一方、メキシコ北東部の街ヌエボ・ラレドを牛耳っていた四兄弟による麻薬カルテル、ロス・カサソラスは、新興のドゴ・カルテルによって壊滅。唯一生き残った三男のバルミロは逃亡に成功し、ジャカルタに流れ着く。
少年と麻薬王の転変する半生をストレートに描くのではなく、コシモの母をはじめ、バルミロの成長に多大な影響を与えた、古代アステカの神々を信仰する祖母のエピソードなどがたっぷりと挿入される。過去と現在を自由に行き来するマジックリアリズム的な手法によって、中心となる二人のキャラクターが、より鮮明に浮かび上がってくるのだ。この第一章を読むだけで、この先に展開される物語への期待感で一杯になってしまうだろう。

# [指示 1]
抜粋のうち「少年と麻薬王の」で始まる段落を、主な内容を残して箇条書きで短くまとめる。
# [指示 2]
麻薬王と少年を描く小説を紹介した抜粋を、最後の文の後から書き継ぐ。

# [提供データ]
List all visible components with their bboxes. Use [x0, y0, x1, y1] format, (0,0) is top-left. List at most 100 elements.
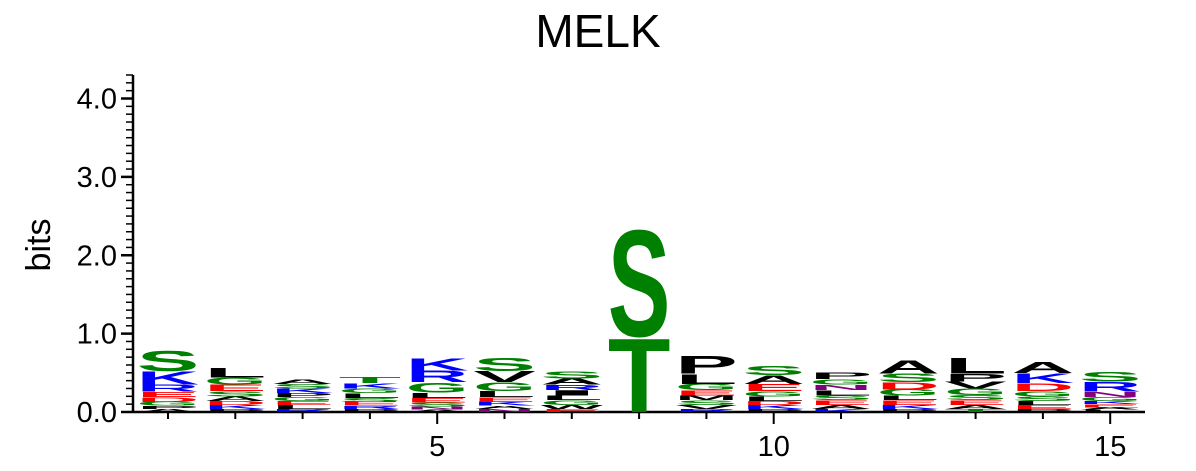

# [最終結果 1]
- 少年と麻薬王の半生をそのまま描くのではなく、挿話が多く差し込まれる。挿話には、コシモの母の話や、古代アステカの神々を信仰しバルミロの成長に大きな影響を与えた祖母の話がある。
- 過去と現在を自由に行き来するマジックリアリズム的な手法によって、中心の二人がより鮮明に浮かび上がる。
- 第一章を読むだけで、その先の物語への期待が高まる。

# [最終結果 2]
バルミロはジャカルタである男と出会ったことをきっかけに、麻薬帝国復活の第一歩となる新たなビジネスのために日本へ渡り、少年院を退院した十七歳のコシモの人生と交錯していく。
〈血の資本主義〉を標榜すると同時に、古代アステカの神々を信奉するバルミロ。彼に感化される純粋で孤独な青年コシモ。煙を吐く鏡を意味するテスカトリポカたる青年は、悪魔的なビジネスを構築するための圧倒的な暴力の世界で、どのような役割を果たすのか。佐藤究の作品世界は指数関数的に大きく広がっていく。いやはや凄いものを読んだ。